Data records

######

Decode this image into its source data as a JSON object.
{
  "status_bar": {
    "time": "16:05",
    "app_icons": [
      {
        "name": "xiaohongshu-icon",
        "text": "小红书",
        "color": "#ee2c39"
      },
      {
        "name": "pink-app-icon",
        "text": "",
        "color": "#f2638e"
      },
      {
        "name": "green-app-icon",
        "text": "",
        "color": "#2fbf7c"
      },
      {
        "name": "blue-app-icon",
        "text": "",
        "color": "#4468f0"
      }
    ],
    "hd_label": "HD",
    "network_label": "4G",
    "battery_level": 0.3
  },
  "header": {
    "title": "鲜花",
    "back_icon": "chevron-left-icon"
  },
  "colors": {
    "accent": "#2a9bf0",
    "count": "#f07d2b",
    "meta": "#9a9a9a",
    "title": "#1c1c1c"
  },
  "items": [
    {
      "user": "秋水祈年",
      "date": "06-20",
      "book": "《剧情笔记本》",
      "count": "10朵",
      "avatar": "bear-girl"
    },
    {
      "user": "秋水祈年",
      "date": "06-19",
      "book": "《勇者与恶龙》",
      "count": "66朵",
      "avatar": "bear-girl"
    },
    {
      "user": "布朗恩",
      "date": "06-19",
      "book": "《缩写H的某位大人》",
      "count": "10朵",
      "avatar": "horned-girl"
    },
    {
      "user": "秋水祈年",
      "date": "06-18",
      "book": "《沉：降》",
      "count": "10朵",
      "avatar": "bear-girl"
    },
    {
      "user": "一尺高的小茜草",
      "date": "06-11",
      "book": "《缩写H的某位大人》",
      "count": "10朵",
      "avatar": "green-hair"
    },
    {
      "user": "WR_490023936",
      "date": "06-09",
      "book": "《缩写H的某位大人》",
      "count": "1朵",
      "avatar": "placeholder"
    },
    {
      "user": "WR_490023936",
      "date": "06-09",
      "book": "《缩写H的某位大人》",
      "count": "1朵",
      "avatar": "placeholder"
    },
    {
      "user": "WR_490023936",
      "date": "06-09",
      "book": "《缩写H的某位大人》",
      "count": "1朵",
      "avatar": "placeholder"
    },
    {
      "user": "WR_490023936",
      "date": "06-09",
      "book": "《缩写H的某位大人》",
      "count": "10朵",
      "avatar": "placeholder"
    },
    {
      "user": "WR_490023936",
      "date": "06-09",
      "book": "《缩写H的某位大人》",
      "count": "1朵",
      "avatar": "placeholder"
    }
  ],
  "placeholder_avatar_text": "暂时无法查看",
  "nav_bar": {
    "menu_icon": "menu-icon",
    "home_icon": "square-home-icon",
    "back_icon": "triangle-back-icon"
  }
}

######

- [What you need to do]:
Give every line of the material again, exactly as it reads.

- [Answer for this exercise]:
Decode this image into its source data as a JSON object.
{
  "status_bar": {
    "time": "16:05",
    "app_icons": [
      {
        "name": "xiaohongshu-icon",
        "text": "小红书",
        "color": "#ee2c39"
      },
      {
        "name": "pink-app-icon",
        "text": "",
        "color": "#f2638e"
      },
      {
        "name": "green-app-icon",
        "text": "",
        "color": "#2fbf7c"
      },
      {
        "name": "blue-app-icon",
        "text": "",
        "color": "#4468f0"
      }
    ],
    "hd_label": "HD",
    "network_label": "4G",
    "battery_level": 0.3
  },
  "header": {
    "title": "鲜花",
    "back_icon": "chevron-left-icon"
  },
  "colors": {
    "accent": "#2a9bf0",
    "count": "#f07d2b",
    "meta": "#9a9a9a",
    "title": "#1c1c1c"
  },
  "items": [
    {
      "user": "秋水祈年",
      "date": "06-20",
      "book": "《剧情笔记本》",
      "count": "10朵",
      "avatar": "bear-girl"
    },
    {
      "user": "秋水祈年",
      "date": "06-19",
      "book": "《勇者与恶龙》",
      "count": "66朵",
      "avatar": "bear-girl"
    },
    {
      "user": "布朗恩",
      "date": "06-19",
      "book": "《缩写H的某位大人》",
      "count": "10朵",
      "avatar": "horned-girl"
    },
    {
      "user": "秋水祈年",
      "date": "06-18",
      "book": "《沉：降》",
      "count": "10朵",
      "avatar": "bear-girl"
    },
    {
      "user": "一尺高的小茜草",
      "date": "06-11",
      "book": "《缩写H的某位大人》",
      "count": "10朵",
      "avatar": "green-hair"
    },
    {
      "user": "WR_490023936",
      "date": "06-09",
      "book": "《缩写H的某位大人》",
      "count": "1朵",
      "avatar": "placeholder"
    },
    {
      "user": "WR_490023936",
      "date": "06-09",
      "book": "《缩写H的某位大人》",
      "count": "1朵",
      "avatar": "placeholder"
    },
    {
      "user": "WR_490023936",
      "date": "06-09",
      "book": "《缩写H的某位大人》",
      "count": "1朵",
      "avatar": "placeholder"
    },
    {
      "user": "WR_490023936",
      "date": "06-09",
      "book": "《缩写H的某位大人》",
      "count": "10朵",
      "avatar": "placeholder"
    },
    {
      "user": "WR_490023936",
      "date": "06-09",
      "book": "《缩写H的某位大人》",
      "count": "1朵",
      "avatar": "placeholder"
    }
  ],
  "placeholder_avatar_text": "暂时无法查看",
  "nav_bar": {
    "menu_icon": "menu-icon",
    "home_icon": "square-home-icon",
    "back_icon": "triangle-back-icon"
  }
}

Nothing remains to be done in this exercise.